**Exercise:** Could you edit the lines from the very first one through the line containing "288, 219, 301)", replacing "bleed-through-line" with "show-through-line" and leaving everything else untouched? Give back only those lines.
>>>>
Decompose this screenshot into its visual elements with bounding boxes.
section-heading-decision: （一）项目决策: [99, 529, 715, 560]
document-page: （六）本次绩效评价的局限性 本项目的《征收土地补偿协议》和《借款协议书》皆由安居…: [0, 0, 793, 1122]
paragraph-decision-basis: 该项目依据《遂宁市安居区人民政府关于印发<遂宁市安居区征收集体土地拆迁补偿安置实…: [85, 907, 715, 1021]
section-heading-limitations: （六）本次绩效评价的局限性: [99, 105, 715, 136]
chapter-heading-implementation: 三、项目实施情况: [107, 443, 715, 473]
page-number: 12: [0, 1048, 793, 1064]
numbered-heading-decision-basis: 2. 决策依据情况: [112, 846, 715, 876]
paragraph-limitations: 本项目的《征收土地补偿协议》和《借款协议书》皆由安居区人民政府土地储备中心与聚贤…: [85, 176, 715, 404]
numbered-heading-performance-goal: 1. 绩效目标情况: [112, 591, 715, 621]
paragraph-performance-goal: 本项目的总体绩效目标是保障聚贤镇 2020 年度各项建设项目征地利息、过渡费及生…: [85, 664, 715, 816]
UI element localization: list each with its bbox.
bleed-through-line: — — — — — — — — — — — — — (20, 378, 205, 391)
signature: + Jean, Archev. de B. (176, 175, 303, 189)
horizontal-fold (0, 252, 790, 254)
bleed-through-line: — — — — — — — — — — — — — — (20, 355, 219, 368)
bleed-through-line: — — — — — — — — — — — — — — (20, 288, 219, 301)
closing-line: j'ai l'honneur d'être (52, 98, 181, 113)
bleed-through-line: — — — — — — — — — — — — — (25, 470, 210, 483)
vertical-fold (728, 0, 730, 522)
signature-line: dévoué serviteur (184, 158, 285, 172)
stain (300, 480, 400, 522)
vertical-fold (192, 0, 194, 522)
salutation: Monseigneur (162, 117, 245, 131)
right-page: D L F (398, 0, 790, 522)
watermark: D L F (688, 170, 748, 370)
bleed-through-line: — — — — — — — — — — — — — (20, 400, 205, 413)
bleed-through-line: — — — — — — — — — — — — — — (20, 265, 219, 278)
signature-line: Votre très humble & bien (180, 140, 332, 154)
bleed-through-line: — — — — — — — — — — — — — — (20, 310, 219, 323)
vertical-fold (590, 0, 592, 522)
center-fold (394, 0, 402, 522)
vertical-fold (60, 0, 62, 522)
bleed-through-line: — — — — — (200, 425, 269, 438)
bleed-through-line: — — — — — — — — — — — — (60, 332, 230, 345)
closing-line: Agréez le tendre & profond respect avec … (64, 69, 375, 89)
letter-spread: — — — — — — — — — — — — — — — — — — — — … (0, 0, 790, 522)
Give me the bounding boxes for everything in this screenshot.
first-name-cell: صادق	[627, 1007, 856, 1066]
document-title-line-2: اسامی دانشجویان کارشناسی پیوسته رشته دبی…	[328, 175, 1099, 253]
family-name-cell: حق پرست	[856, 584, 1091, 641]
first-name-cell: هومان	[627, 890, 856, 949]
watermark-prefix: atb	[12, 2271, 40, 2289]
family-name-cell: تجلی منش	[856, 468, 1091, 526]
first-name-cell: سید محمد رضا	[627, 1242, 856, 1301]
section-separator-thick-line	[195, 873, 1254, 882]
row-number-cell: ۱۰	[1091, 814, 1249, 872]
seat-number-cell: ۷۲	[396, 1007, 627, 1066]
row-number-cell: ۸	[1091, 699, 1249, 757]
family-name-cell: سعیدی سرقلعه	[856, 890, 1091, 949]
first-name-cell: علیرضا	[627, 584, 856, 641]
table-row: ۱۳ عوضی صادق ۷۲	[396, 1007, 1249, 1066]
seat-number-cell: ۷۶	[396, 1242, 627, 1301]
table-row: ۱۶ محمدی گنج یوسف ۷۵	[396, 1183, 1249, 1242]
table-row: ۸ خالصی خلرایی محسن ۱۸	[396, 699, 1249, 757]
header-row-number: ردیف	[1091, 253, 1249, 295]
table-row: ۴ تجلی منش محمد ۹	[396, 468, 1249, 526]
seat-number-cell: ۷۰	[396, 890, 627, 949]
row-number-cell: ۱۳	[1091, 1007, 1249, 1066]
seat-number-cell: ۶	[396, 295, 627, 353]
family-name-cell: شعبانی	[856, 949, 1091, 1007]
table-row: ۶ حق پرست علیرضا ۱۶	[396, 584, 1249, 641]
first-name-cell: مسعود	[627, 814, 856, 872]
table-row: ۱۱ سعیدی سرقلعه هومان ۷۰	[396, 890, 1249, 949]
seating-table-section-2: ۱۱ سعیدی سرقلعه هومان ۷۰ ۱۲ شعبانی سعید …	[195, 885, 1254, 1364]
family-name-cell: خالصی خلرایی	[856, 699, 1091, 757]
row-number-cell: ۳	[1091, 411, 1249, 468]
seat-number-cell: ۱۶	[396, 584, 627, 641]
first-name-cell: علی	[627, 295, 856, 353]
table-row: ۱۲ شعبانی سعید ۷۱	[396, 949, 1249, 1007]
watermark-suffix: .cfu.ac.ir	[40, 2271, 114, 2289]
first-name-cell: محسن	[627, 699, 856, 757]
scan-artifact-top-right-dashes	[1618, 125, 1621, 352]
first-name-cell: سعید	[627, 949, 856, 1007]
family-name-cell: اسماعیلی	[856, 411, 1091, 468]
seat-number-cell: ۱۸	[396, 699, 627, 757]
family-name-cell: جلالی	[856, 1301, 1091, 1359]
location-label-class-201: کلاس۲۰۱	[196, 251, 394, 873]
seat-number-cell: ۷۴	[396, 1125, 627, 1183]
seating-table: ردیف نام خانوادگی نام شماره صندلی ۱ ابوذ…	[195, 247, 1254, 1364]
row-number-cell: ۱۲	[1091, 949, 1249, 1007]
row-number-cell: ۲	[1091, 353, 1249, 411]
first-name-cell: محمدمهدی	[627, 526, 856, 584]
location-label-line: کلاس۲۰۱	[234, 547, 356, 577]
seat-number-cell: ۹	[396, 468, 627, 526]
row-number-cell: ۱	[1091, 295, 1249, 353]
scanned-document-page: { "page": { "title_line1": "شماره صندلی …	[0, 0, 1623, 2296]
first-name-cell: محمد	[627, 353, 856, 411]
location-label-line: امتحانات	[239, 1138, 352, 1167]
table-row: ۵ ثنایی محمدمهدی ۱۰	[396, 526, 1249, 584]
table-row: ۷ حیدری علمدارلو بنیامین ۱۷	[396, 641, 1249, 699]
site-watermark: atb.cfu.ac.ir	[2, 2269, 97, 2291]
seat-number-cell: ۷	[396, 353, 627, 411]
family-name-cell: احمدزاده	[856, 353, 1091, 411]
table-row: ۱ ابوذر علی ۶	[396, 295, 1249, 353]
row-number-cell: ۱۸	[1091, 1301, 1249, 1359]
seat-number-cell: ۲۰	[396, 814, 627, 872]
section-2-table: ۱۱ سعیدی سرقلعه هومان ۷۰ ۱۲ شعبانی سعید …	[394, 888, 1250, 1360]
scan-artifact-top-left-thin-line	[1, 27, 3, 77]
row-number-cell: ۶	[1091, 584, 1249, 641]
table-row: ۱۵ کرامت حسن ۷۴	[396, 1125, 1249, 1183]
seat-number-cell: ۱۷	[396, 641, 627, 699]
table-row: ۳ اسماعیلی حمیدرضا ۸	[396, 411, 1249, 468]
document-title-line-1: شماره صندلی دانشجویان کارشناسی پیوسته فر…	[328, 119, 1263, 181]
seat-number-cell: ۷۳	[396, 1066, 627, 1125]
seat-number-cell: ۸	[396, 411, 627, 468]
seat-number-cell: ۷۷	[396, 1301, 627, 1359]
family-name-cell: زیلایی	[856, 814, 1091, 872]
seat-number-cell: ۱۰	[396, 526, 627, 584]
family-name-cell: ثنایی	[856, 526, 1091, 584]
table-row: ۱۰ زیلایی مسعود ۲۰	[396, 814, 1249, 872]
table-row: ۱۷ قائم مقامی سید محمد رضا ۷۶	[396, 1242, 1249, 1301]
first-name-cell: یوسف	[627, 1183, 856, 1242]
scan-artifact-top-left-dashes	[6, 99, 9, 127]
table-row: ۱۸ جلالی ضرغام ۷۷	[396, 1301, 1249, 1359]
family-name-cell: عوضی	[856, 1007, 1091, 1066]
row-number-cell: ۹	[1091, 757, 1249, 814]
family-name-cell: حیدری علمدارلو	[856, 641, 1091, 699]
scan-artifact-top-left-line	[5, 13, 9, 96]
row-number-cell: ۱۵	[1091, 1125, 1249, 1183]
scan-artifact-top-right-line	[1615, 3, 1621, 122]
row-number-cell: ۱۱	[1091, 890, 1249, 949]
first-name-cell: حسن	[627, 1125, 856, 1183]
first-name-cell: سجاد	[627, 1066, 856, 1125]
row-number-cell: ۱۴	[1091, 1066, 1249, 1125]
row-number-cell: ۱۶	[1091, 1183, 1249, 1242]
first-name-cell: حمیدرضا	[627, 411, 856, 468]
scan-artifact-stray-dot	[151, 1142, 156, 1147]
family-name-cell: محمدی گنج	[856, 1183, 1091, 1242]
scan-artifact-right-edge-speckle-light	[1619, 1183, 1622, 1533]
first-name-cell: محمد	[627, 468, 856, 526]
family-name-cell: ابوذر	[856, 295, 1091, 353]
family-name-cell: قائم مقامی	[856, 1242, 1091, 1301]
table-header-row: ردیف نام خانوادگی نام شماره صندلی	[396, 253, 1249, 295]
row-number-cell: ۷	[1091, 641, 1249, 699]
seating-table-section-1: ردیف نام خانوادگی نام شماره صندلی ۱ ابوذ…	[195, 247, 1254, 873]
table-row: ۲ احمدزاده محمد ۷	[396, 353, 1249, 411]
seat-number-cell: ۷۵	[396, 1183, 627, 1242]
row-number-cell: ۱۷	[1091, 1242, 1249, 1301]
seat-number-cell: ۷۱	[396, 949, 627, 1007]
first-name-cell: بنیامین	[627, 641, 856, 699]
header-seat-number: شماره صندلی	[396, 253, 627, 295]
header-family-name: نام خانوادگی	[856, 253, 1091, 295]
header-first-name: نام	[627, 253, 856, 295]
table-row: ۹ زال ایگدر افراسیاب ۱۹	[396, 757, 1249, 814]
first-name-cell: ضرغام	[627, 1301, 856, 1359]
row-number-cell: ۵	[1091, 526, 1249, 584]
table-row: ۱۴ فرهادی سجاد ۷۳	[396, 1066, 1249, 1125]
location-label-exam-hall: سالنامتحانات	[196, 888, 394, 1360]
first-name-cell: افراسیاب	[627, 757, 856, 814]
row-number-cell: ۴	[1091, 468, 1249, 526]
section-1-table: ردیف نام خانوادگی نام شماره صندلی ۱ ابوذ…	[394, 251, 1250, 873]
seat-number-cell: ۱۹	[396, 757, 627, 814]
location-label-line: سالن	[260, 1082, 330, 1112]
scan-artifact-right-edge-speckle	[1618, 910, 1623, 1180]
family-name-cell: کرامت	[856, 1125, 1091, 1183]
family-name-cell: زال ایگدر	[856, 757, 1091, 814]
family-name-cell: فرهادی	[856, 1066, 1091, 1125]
<<<<
**Exercise answer:**
Decompose this screenshot into its visual elements with bounding boxes.
section-heading-decision: （一）项目决策: [99, 529, 715, 560]
document-page: （六）本次绩效评价的局限性 本项目的《征收土地补偿协议》和《借款协议书》皆由安居…: [0, 0, 793, 1122]
paragraph-decision-basis: 该项目依据《遂宁市安居区人民政府关于印发<遂宁市安居区征收集体土地拆迁补偿安置实…: [85, 907, 715, 1021]
section-heading-limitations: （六）本次绩效评价的局限性: [99, 105, 715, 136]
chapter-heading-implementation: 三、项目实施情况: [107, 443, 715, 473]
page-number: 12: [0, 1048, 793, 1064]
numbered-heading-decision-basis: 2. 决策依据情况: [112, 846, 715, 876]
paragraph-limitations: 本项目的《征收土地补偿协议》和《借款协议书》皆由安居区人民政府土地储备中心与聚贤…: [85, 176, 715, 404]
numbered-heading-performance-goal: 1. 绩效目标情况: [112, 591, 715, 621]
paragraph-performance-goal: 本项目的总体绩效目标是保障聚贤镇 2020 年度各项建设项目征地利息、过渡费及生…: [85, 664, 715, 816]
UI element localization: list each with its bbox.
show-through-line: — — — — — — — — — — — — — (20, 378, 205, 391)
signature: + Jean, Archev. de B. (176, 175, 303, 189)
horizontal-fold (0, 252, 790, 254)
show-through-line: — — — — — — — — — — — — — — (20, 355, 219, 368)
show-through-line: — — — — — — — — — — — — — — (20, 288, 219, 301)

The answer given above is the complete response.